Requirement — Check each line of the listing below for the word "Default" and say how many lines have it. Nothing else should be written.

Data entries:

· · · · · · ·

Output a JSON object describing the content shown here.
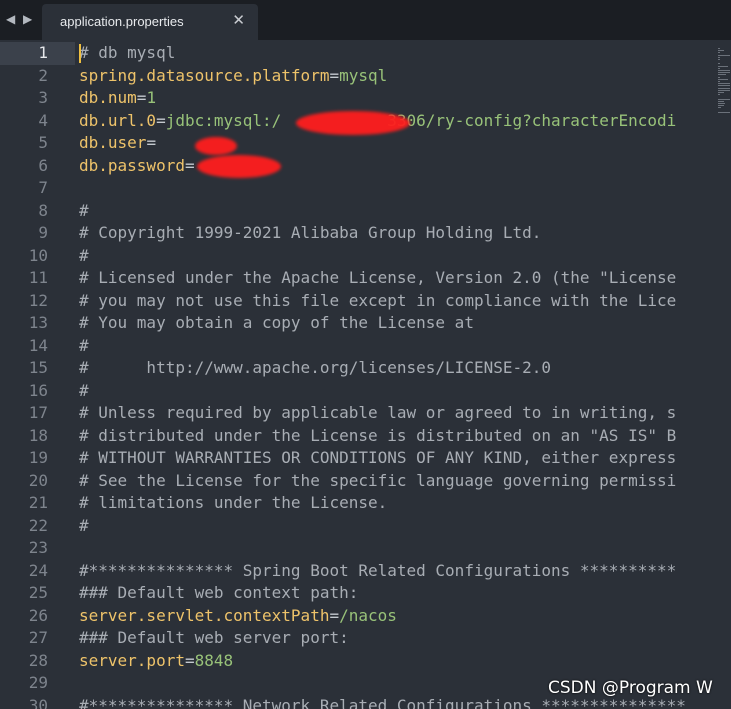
{
  "window": {
    "back_icon": "triangle-left-icon",
    "forward_icon": "triangle-right-icon",
    "tab_title": "application.properties",
    "tab_close_icon": "close-icon"
  },
  "editor": {
    "active_line": 1,
    "lines": [
      {
        "n": "1",
        "parts": [
          {
            "t": "# db mysql",
            "c": "comment"
          }
        ]
      },
      {
        "n": "2",
        "parts": [
          {
            "t": "spring.datasource.platform",
            "c": "key"
          },
          {
            "t": "=",
            "c": "eq"
          },
          {
            "t": "mysql",
            "c": "val"
          }
        ]
      },
      {
        "n": "3",
        "parts": [
          {
            "t": "db.num",
            "c": "key"
          },
          {
            "t": "=",
            "c": "eq"
          },
          {
            "t": "1",
            "c": "val"
          }
        ]
      },
      {
        "n": "4",
        "parts": [
          {
            "t": "db.url.0",
            "c": "key"
          },
          {
            "t": "=",
            "c": "eq"
          },
          {
            "t": "jdbc:mysql:/",
            "c": "val"
          },
          {
            "t": "           ",
            "c": "val"
          },
          {
            "t": "3306/ry-config?characterEncodi",
            "c": "val"
          }
        ]
      },
      {
        "n": "5",
        "parts": [
          {
            "t": "db.user",
            "c": "key"
          },
          {
            "t": "=",
            "c": "eq"
          }
        ]
      },
      {
        "n": "6",
        "parts": [
          {
            "t": "db.password",
            "c": "key"
          },
          {
            "t": "=",
            "c": "eq"
          }
        ]
      },
      {
        "n": "7",
        "parts": []
      },
      {
        "n": "8",
        "parts": [
          {
            "t": "#",
            "c": "comment"
          }
        ]
      },
      {
        "n": "9",
        "parts": [
          {
            "t": "# Copyright 1999-2021 Alibaba Group Holding Ltd.",
            "c": "comment"
          }
        ]
      },
      {
        "n": "10",
        "parts": [
          {
            "t": "#",
            "c": "comment"
          }
        ]
      },
      {
        "n": "11",
        "parts": [
          {
            "t": "# Licensed under the Apache License, Version 2.0 (the \"License",
            "c": "comment"
          }
        ]
      },
      {
        "n": "12",
        "parts": [
          {
            "t": "# you may not use this file except in compliance with the Lice",
            "c": "comment"
          }
        ]
      },
      {
        "n": "13",
        "parts": [
          {
            "t": "# You may obtain a copy of the License at",
            "c": "comment"
          }
        ]
      },
      {
        "n": "14",
        "parts": [
          {
            "t": "#",
            "c": "comment"
          }
        ]
      },
      {
        "n": "15",
        "parts": [
          {
            "t": "#      http://www.apache.org/licenses/LICENSE-2.0",
            "c": "comment"
          }
        ]
      },
      {
        "n": "16",
        "parts": [
          {
            "t": "#",
            "c": "comment"
          }
        ]
      },
      {
        "n": "17",
        "parts": [
          {
            "t": "# Unless required by applicable law or agreed to in writing, s",
            "c": "comment"
          }
        ]
      },
      {
        "n": "18",
        "parts": [
          {
            "t": "# distributed under the License is distributed on an \"AS IS\" B",
            "c": "comment"
          }
        ]
      },
      {
        "n": "19",
        "parts": [
          {
            "t": "# WITHOUT WARRANTIES OR CONDITIONS OF ANY KIND, either express",
            "c": "comment"
          }
        ]
      },
      {
        "n": "20",
        "parts": [
          {
            "t": "# See the License for the specific language governing permissi",
            "c": "comment"
          }
        ]
      },
      {
        "n": "21",
        "parts": [
          {
            "t": "# limitations under the License.",
            "c": "comment"
          }
        ]
      },
      {
        "n": "22",
        "parts": [
          {
            "t": "#",
            "c": "comment"
          }
        ]
      },
      {
        "n": "23",
        "parts": []
      },
      {
        "n": "24",
        "parts": [
          {
            "t": "#*************** Spring Boot Related Configurations **********",
            "c": "comment"
          }
        ]
      },
      {
        "n": "25",
        "parts": [
          {
            "t": "### Default web context path:",
            "c": "comment"
          }
        ]
      },
      {
        "n": "26",
        "parts": [
          {
            "t": "server.servlet.contextPath",
            "c": "key"
          },
          {
            "t": "=",
            "c": "eq"
          },
          {
            "t": "/nacos",
            "c": "val"
          }
        ]
      },
      {
        "n": "27",
        "parts": [
          {
            "t": "### Default web server port:",
            "c": "comment"
          }
        ]
      },
      {
        "n": "28",
        "parts": [
          {
            "t": "server.port",
            "c": "key"
          },
          {
            "t": "=",
            "c": "eq"
          },
          {
            "t": "8848",
            "c": "val"
          }
        ]
      },
      {
        "n": "29",
        "parts": []
      },
      {
        "n": "30",
        "parts": [
          {
            "t": "#*************** Network Related Configurations ***************",
            "c": "comment"
          }
        ]
      }
    ]
  },
  "watermark": "CSDN @Program W"
}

· · · · · · ·

Correct answer — 2